[Excerpts from a figure dataset]

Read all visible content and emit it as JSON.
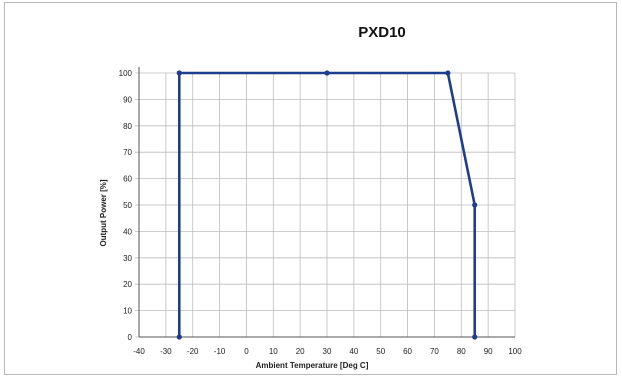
{
  "chart_data": {
    "type": "line",
    "title": "PXD10",
    "xlabel": "Ambient Temperature [Deg C]",
    "ylabel": "Output Power [%]",
    "xlim": [
      -40,
      100
    ],
    "ylim": [
      0,
      100
    ],
    "x_ticks": [
      -40,
      -30,
      -20,
      -10,
      0,
      10,
      20,
      30,
      40,
      50,
      60,
      70,
      80,
      90,
      100
    ],
    "y_ticks": [
      0,
      10,
      20,
      30,
      40,
      50,
      60,
      70,
      80,
      90,
      100
    ],
    "grid": true,
    "colors": {
      "line": "#1f3d8f",
      "grid": "#bdbdbd",
      "axis": "#555555"
    },
    "series": [
      {
        "x": [
          -25,
          -25,
          30,
          75,
          85,
          85
        ],
        "y": [
          0,
          100,
          100,
          100,
          50,
          0
        ]
      }
    ]
  }
}
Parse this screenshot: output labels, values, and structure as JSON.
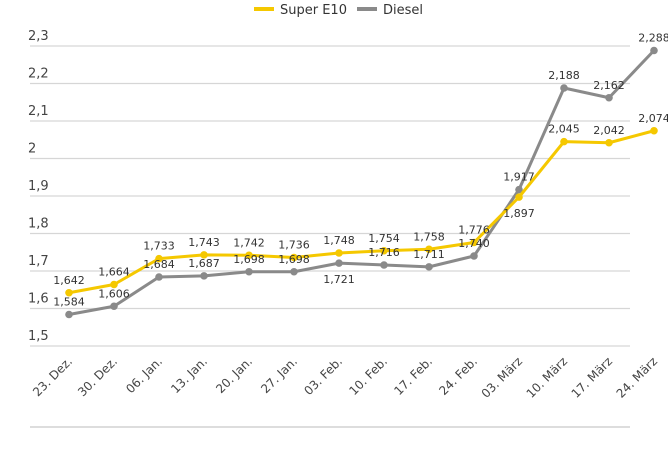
{
  "chart_data": {
    "type": "line",
    "title": "",
    "xlabel": "",
    "ylabel": "",
    "categories": [
      "23. Dez.",
      "30. Dez.",
      "06. Jan.",
      "13. Jan.",
      "20. Jan.",
      "27. Jan.",
      "03. Feb.",
      "10. Feb.",
      "17. Feb.",
      "24. Feb.",
      "03. März",
      "10. März",
      "17. März",
      "24. März"
    ],
    "ylim": [
      1.5,
      2.3
    ],
    "yticks": [
      "1,5",
      "1,6",
      "1,7",
      "1,8",
      "1,9",
      "2",
      "2,1",
      "2,2",
      "2,3"
    ],
    "grid": true,
    "legend_position": "top",
    "series": [
      {
        "name": "Super E10",
        "color": "#f5c800",
        "values": [
          1.642,
          1.664,
          1.733,
          1.743,
          1.742,
          1.736,
          1.748,
          1.754,
          1.758,
          1.776,
          1.897,
          2.045,
          2.042,
          2.074
        ],
        "labels": [
          "1,642",
          "1,664",
          "1,733",
          "1,743",
          "1,742",
          "1,736",
          "1,748",
          "1,754",
          "1,758",
          "1,776",
          "1,897",
          "2,045",
          "2,042",
          "2,074"
        ]
      },
      {
        "name": "Diesel",
        "color": "#8a8a8a",
        "values": [
          1.584,
          1.606,
          1.684,
          1.687,
          1.698,
          1.698,
          1.721,
          1.716,
          1.711,
          1.74,
          1.917,
          2.188,
          2.162,
          2.288
        ],
        "labels": [
          "1,584",
          "1,606",
          "1,684",
          "1,687",
          "1,698",
          "1,698",
          "1,721",
          "1,716",
          "1,711",
          "1,740",
          "1,917",
          "2,188",
          "2,162",
          "2,288"
        ]
      }
    ]
  }
}
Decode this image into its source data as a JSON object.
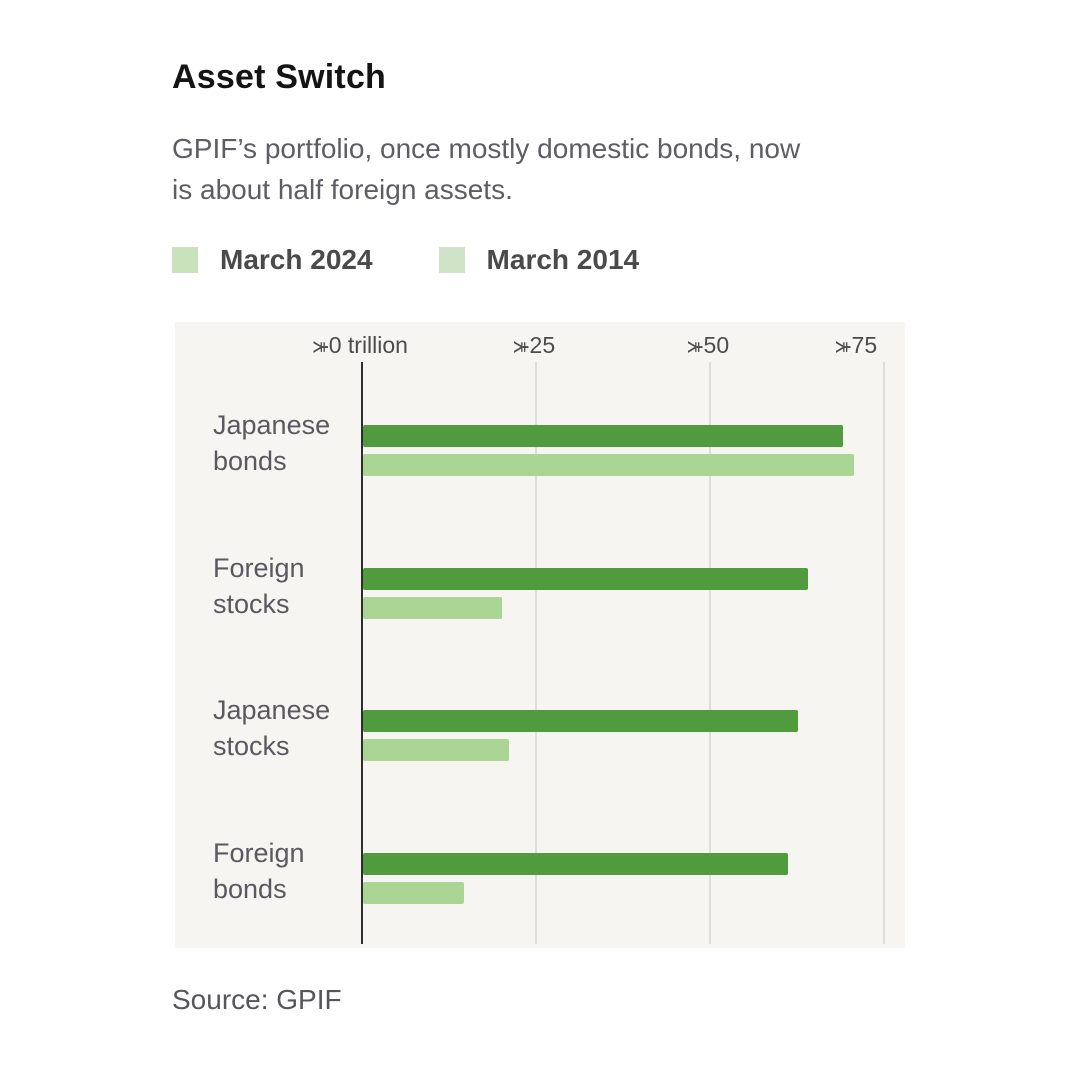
{
  "header": {
    "title": "Asset Switch",
    "subtitle_line1": "GPIF’s portfolio, once mostly domestic bonds, now",
    "subtitle_line2": "is about half foreign assets."
  },
  "legend": [
    {
      "label": "March 2024",
      "color": "#c9e2bc"
    },
    {
      "label": "March 2014",
      "color": "#cfe4c6"
    }
  ],
  "source": "Source: GPIF",
  "chart_data": {
    "type": "bar",
    "orientation": "horizontal",
    "title": "Asset Switch",
    "unit": "yen trillion",
    "categories": [
      "Japanese bonds",
      "Foreign stocks",
      "Japanese stocks",
      "Foreign bonds"
    ],
    "series": [
      {
        "name": "March 2024",
        "color": "#4f9b3e",
        "values": [
          69,
          64,
          62.5,
          61
        ]
      },
      {
        "name": "March 2014",
        "color": "#abd595",
        "values": [
          70.5,
          20,
          21,
          14.5
        ]
      }
    ],
    "x_axis": {
      "ticks": [
        {
          "symbol": "¥",
          "label": "0 trillion",
          "value": 0
        },
        {
          "symbol": "¥",
          "label": "25",
          "value": 25
        },
        {
          "symbol": "¥",
          "label": "50",
          "value": 50
        },
        {
          "symbol": "¥",
          "label": "75",
          "value": 75
        }
      ],
      "min": 0,
      "max": 78
    },
    "grid": true,
    "legend_position": "top"
  }
}
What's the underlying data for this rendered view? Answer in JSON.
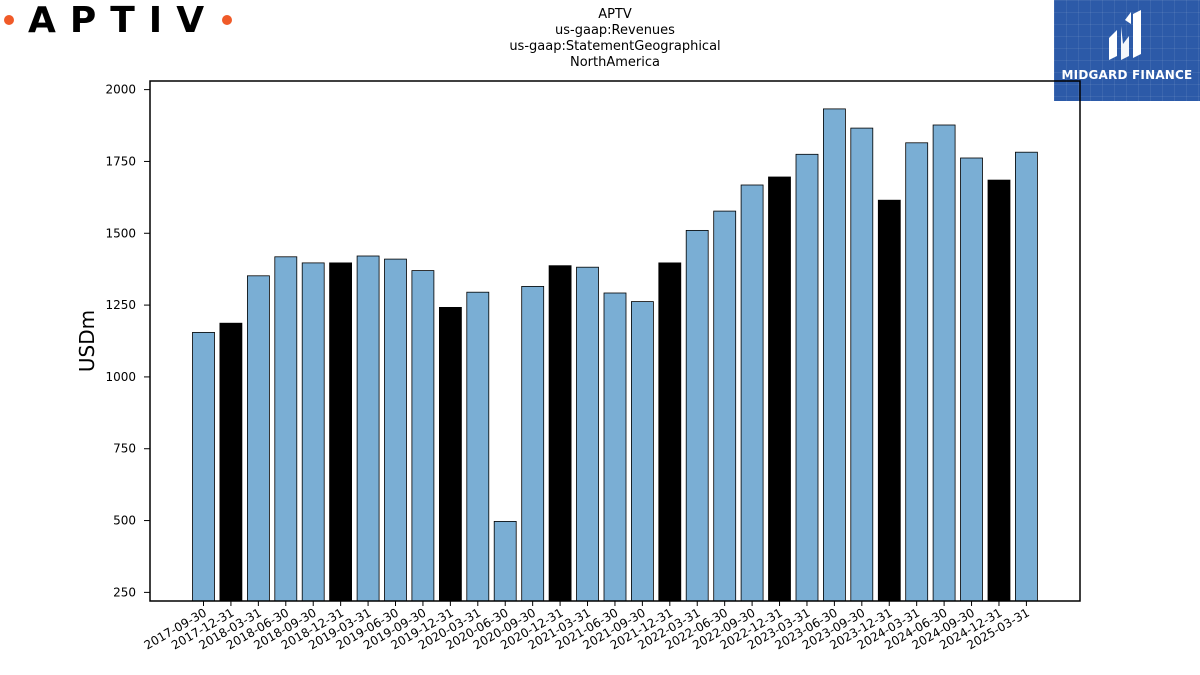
{
  "brand": {
    "logo_text": "APTIV",
    "dot_color": "#f05a28"
  },
  "badge": {
    "text": "MIDGARD FINANCE",
    "bg_color": "#2c5aa8",
    "icon": "midgard-logo-icon"
  },
  "chart_data": {
    "type": "bar",
    "title_lines": [
      "APTV",
      "us-gaap:Revenues",
      "us-gaap:StatementGeographical",
      "NorthAmerica"
    ],
    "ylabel": "USDm",
    "xlabel": "",
    "ylim": [
      220,
      2030
    ],
    "yticks": [
      250,
      500,
      750,
      1000,
      1250,
      1500,
      1750,
      2000
    ],
    "bar_color_default": "#7aaed4",
    "bar_color_highlight": "#000000",
    "categories": [
      "2017-09-30",
      "2017-12-31",
      "2018-03-31",
      "2018-06-30",
      "2018-09-30",
      "2018-12-31",
      "2019-03-31",
      "2019-06-30",
      "2019-09-30",
      "2019-12-31",
      "2020-03-31",
      "2020-06-30",
      "2020-09-30",
      "2020-12-31",
      "2021-03-31",
      "2021-06-30",
      "2021-09-30",
      "2021-12-31",
      "2022-03-31",
      "2022-06-30",
      "2022-09-30",
      "2022-12-31",
      "2023-03-31",
      "2023-06-30",
      "2023-09-30",
      "2023-12-31",
      "2024-03-31",
      "2024-06-30",
      "2024-09-30",
      "2024-12-31",
      "2025-03-31"
    ],
    "values": [
      1155,
      1187,
      1352,
      1418,
      1397,
      1397,
      1421,
      1410,
      1370,
      1242,
      1295,
      497,
      1315,
      1387,
      1382,
      1292,
      1262,
      1397,
      1510,
      1577,
      1668,
      1696,
      1775,
      1933,
      1866,
      1615,
      1815,
      1877,
      1762,
      1685,
      1782
    ],
    "highlighted": [
      false,
      true,
      false,
      false,
      false,
      true,
      false,
      false,
      false,
      true,
      false,
      false,
      false,
      true,
      false,
      false,
      false,
      true,
      false,
      false,
      false,
      true,
      false,
      false,
      false,
      true,
      false,
      false,
      false,
      true,
      false
    ],
    "grid": false,
    "legend": "none"
  }
}
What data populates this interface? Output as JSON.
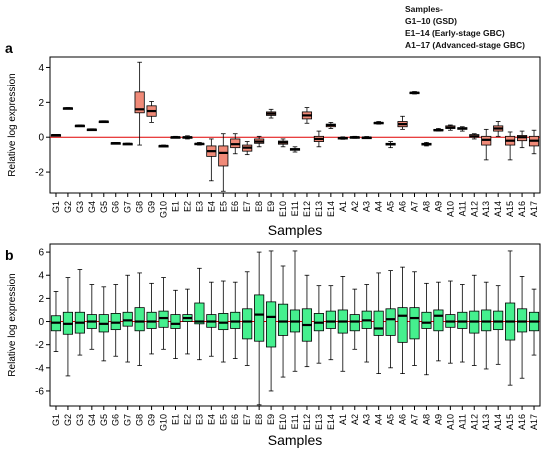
{
  "legend": {
    "title": "Samples-",
    "lines": [
      "G1–10 (GSD)",
      "E1–14 (Early-stage GBC)",
      "A1–17 (Advanced-stage GBC)"
    ]
  },
  "colors": {
    "panel_a_box": "#f08a78",
    "panel_b_box": "#45f08e",
    "reference_line": "#e00000"
  },
  "chart_data": [
    {
      "panel": "a",
      "type": "boxplot",
      "ylabel": "Relative log expression",
      "xlabel": "Samples",
      "ylim": [
        -3.2,
        4.6
      ],
      "yticks": [
        -2,
        0,
        2,
        4
      ],
      "reference_line": 0,
      "categories": [
        "G1",
        "G2",
        "G3",
        "G4",
        "G5",
        "G6",
        "G7",
        "G8",
        "G9",
        "G10",
        "E1",
        "E2",
        "E3",
        "E4",
        "E5",
        "E6",
        "E7",
        "E8",
        "E9",
        "E10",
        "E11",
        "E12",
        "E13",
        "E14",
        "A1",
        "A2",
        "A3",
        "A4",
        "A5",
        "A6",
        "A7",
        "A8",
        "A9",
        "A10",
        "A11",
        "A12",
        "A13",
        "A14",
        "A15",
        "A16",
        "A17"
      ],
      "boxes": [
        [
          0.08,
          0.1,
          0.12,
          0.14,
          0.16
        ],
        [
          1.62,
          1.64,
          1.66,
          1.68,
          1.7
        ],
        [
          0.62,
          0.64,
          0.66,
          0.68,
          0.7
        ],
        [
          0.4,
          0.42,
          0.44,
          0.46,
          0.48
        ],
        [
          0.86,
          0.88,
          0.9,
          0.92,
          0.94
        ],
        [
          -0.38,
          -0.36,
          -0.34,
          -0.32,
          -0.3
        ],
        [
          -0.42,
          -0.4,
          -0.38,
          -0.36,
          -0.34
        ],
        [
          -0.45,
          1.4,
          1.6,
          2.6,
          4.3
        ],
        [
          0.85,
          1.2,
          1.5,
          1.8,
          2.05
        ],
        [
          -0.55,
          -0.52,
          -0.5,
          -0.48,
          -0.45
        ],
        [
          -0.05,
          -0.02,
          0.0,
          0.02,
          0.05
        ],
        [
          -0.1,
          -0.05,
          0.0,
          0.02,
          0.08
        ],
        [
          -0.45,
          -0.4,
          -0.38,
          -0.35,
          -0.3
        ],
        [
          -2.5,
          -1.1,
          -0.8,
          -0.5,
          -0.1
        ],
        [
          -3.1,
          -1.65,
          -0.9,
          -0.5,
          0.2
        ],
        [
          -0.95,
          -0.6,
          -0.4,
          -0.1,
          0.2
        ],
        [
          -1.0,
          -0.8,
          -0.6,
          -0.45,
          -0.25
        ],
        [
          -0.55,
          -0.35,
          -0.25,
          -0.1,
          0.05
        ],
        [
          1.1,
          1.25,
          1.35,
          1.45,
          1.6
        ],
        [
          -0.55,
          -0.4,
          -0.3,
          -0.22,
          -0.1
        ],
        [
          -0.85,
          -0.75,
          -0.7,
          -0.65,
          -0.55
        ],
        [
          0.8,
          1.05,
          1.25,
          1.45,
          1.7
        ],
        [
          -0.55,
          -0.25,
          -0.1,
          0.05,
          0.35
        ],
        [
          0.5,
          0.6,
          0.7,
          0.75,
          0.85
        ],
        [
          -0.12,
          -0.08,
          -0.05,
          -0.02,
          0.02
        ],
        [
          -0.06,
          -0.03,
          0.0,
          0.02,
          0.05
        ],
        [
          -0.08,
          -0.04,
          -0.02,
          0.0,
          0.04
        ],
        [
          0.75,
          0.8,
          0.82,
          0.85,
          0.9
        ],
        [
          -0.6,
          -0.45,
          -0.4,
          -0.35,
          -0.25
        ],
        [
          0.45,
          0.6,
          0.75,
          0.9,
          1.2
        ],
        [
          2.48,
          2.52,
          2.55,
          2.58,
          2.62
        ],
        [
          -0.5,
          -0.45,
          -0.4,
          -0.35,
          -0.3
        ],
        [
          0.35,
          0.38,
          0.4,
          0.45,
          0.5
        ],
        [
          0.4,
          0.5,
          0.55,
          0.65,
          0.7
        ],
        [
          0.35,
          0.45,
          0.5,
          0.55,
          0.6
        ],
        [
          -0.1,
          0.0,
          0.05,
          0.15,
          0.2
        ],
        [
          -1.3,
          -0.45,
          -0.15,
          0.05,
          0.45
        ],
        [
          0.05,
          0.35,
          0.5,
          0.65,
          0.9
        ],
        [
          -1.3,
          -0.45,
          -0.2,
          0.05,
          0.3
        ],
        [
          -0.6,
          -0.2,
          0.0,
          0.1,
          0.35
        ],
        [
          -0.95,
          -0.5,
          -0.2,
          0.05,
          0.4
        ]
      ]
    },
    {
      "panel": "b",
      "type": "boxplot",
      "ylabel": "Relative log expression",
      "xlabel": "Samples",
      "ylim": [
        -7.3,
        6.7
      ],
      "yticks": [
        -6,
        -4,
        -2,
        0,
        2,
        4,
        6
      ],
      "reference_line": 0,
      "categories": [
        "G1",
        "G2",
        "G3",
        "G4",
        "G5",
        "G6",
        "G7",
        "G8",
        "G9",
        "G10",
        "E1",
        "E2",
        "E3",
        "E4",
        "E5",
        "E6",
        "E7",
        "E8",
        "E9",
        "E10",
        "E11",
        "E12",
        "E13",
        "E14",
        "A1",
        "A2",
        "A3",
        "A4",
        "A5",
        "A6",
        "A7",
        "A8",
        "A9",
        "A10",
        "A11",
        "A12",
        "A13",
        "A14",
        "A15",
        "A16",
        "A17"
      ],
      "boxes": [
        [
          -2.6,
          -0.8,
          -0.1,
          0.5,
          2.6
        ],
        [
          -4.7,
          -1.1,
          -0.2,
          0.8,
          3.8
        ],
        [
          -2.9,
          -1.0,
          -0.1,
          0.8,
          4.5
        ],
        [
          -2.4,
          -0.6,
          0.0,
          0.6,
          3.2
        ],
        [
          -3.4,
          -0.9,
          -0.2,
          0.6,
          3.0
        ],
        [
          -3.0,
          -0.7,
          -0.1,
          0.7,
          3.2
        ],
        [
          -3.5,
          -0.4,
          0.1,
          0.8,
          4.0
        ],
        [
          -3.8,
          -0.8,
          0.0,
          1.2,
          4.2
        ],
        [
          -2.8,
          -0.6,
          0.0,
          0.8,
          3.3
        ],
        [
          -2.4,
          -0.5,
          0.3,
          0.9,
          3.8
        ],
        [
          -3.2,
          -0.6,
          -0.2,
          0.6,
          2.7
        ],
        [
          -2.8,
          0.0,
          0.3,
          0.6,
          2.8
        ],
        [
          -3.3,
          -0.2,
          0.0,
          1.6,
          4.6
        ],
        [
          -3.0,
          -0.5,
          0.0,
          0.6,
          3.4
        ],
        [
          -3.5,
          -0.7,
          -0.1,
          0.7,
          3.5
        ],
        [
          -3.2,
          -0.6,
          0.0,
          0.8,
          3.4
        ],
        [
          -3.8,
          -1.5,
          0.0,
          1.1,
          4.3
        ],
        [
          -7.2,
          -1.7,
          0.6,
          2.3,
          6.0
        ],
        [
          -6.0,
          -2.2,
          0.4,
          1.7,
          6.1
        ],
        [
          -4.8,
          -1.2,
          0.0,
          1.5,
          4.8
        ],
        [
          -4.3,
          -0.9,
          0.0,
          1.0,
          6.1
        ],
        [
          -3.9,
          -1.7,
          -0.3,
          1.1,
          4.0
        ],
        [
          -3.6,
          -0.8,
          -0.1,
          0.7,
          3.1
        ],
        [
          -3.3,
          -0.6,
          0.0,
          0.9,
          3.1
        ],
        [
          -4.3,
          -1.0,
          0.0,
          1.0,
          3.9
        ],
        [
          -2.4,
          -0.8,
          0.0,
          0.6,
          2.8
        ],
        [
          -3.5,
          -0.6,
          0.1,
          0.9,
          3.2
        ],
        [
          -4.5,
          -1.2,
          -0.6,
          0.9,
          4.2
        ],
        [
          -4.0,
          -1.2,
          0.2,
          1.1,
          4.4
        ],
        [
          -4.5,
          -1.8,
          0.5,
          1.2,
          4.7
        ],
        [
          -3.8,
          -1.5,
          0.3,
          1.2,
          4.3
        ],
        [
          -4.6,
          -0.6,
          -0.1,
          0.8,
          3.3
        ],
        [
          -3.4,
          -0.8,
          0.5,
          1.0,
          3.4
        ],
        [
          -3.6,
          -0.5,
          0.0,
          0.6,
          3.5
        ],
        [
          -3.5,
          -0.6,
          0.0,
          0.8,
          3.2
        ],
        [
          -3.8,
          -1.0,
          0.0,
          0.9,
          4.0
        ],
        [
          -4.1,
          -0.8,
          0.0,
          1.0,
          3.4
        ],
        [
          -3.7,
          -0.7,
          0.0,
          0.9,
          3.1
        ],
        [
          -5.5,
          -1.6,
          0.0,
          1.6,
          6.1
        ],
        [
          -4.9,
          -0.9,
          0.0,
          1.1,
          3.9
        ],
        [
          -2.9,
          -0.8,
          0.0,
          0.8,
          2.8
        ]
      ]
    }
  ]
}
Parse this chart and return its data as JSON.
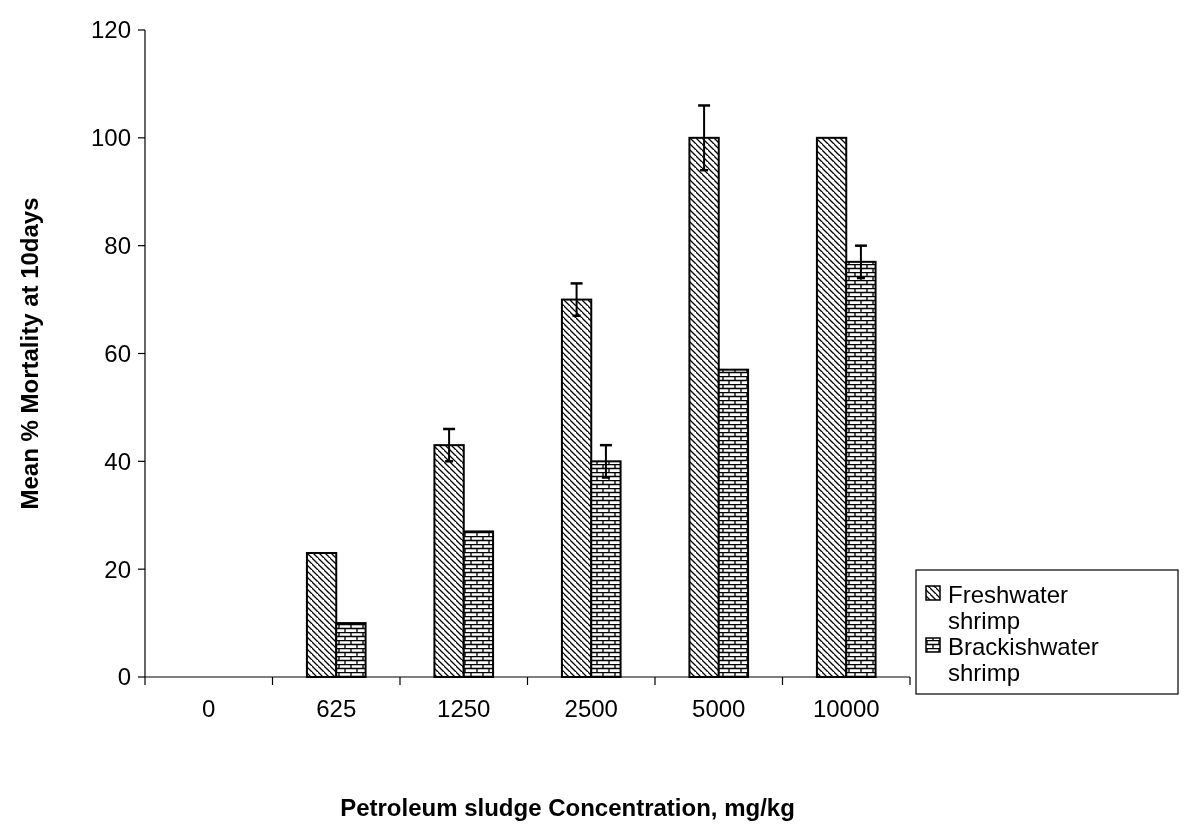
{
  "chart_data": {
    "type": "bar",
    "xlabel": "Petroleum sludge Concentration, mg/kg",
    "ylabel": "Mean % Mortality at 10days",
    "categories": [
      "0",
      "625",
      "1250",
      "2500",
      "5000",
      "10000"
    ],
    "series": [
      {
        "name": "Freshwater shrimp",
        "color": "#000000",
        "values": [
          0,
          23,
          43,
          70,
          100,
          100
        ],
        "errors": [
          null,
          null,
          3,
          3,
          6,
          null
        ]
      },
      {
        "name": "Brackishwater shrimp",
        "color": "#000000",
        "values": [
          0,
          10,
          27,
          40,
          57,
          77
        ],
        "errors": [
          null,
          null,
          null,
          3,
          null,
          3
        ]
      }
    ],
    "ylim": [
      0,
      120
    ],
    "yticks": [
      0,
      20,
      40,
      60,
      80,
      100,
      120
    ],
    "grid": false,
    "legend": "right"
  }
}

-- Given request --
Count the lines in the records above that hold the word "GPIF", and give only that number.

-- Task result --
2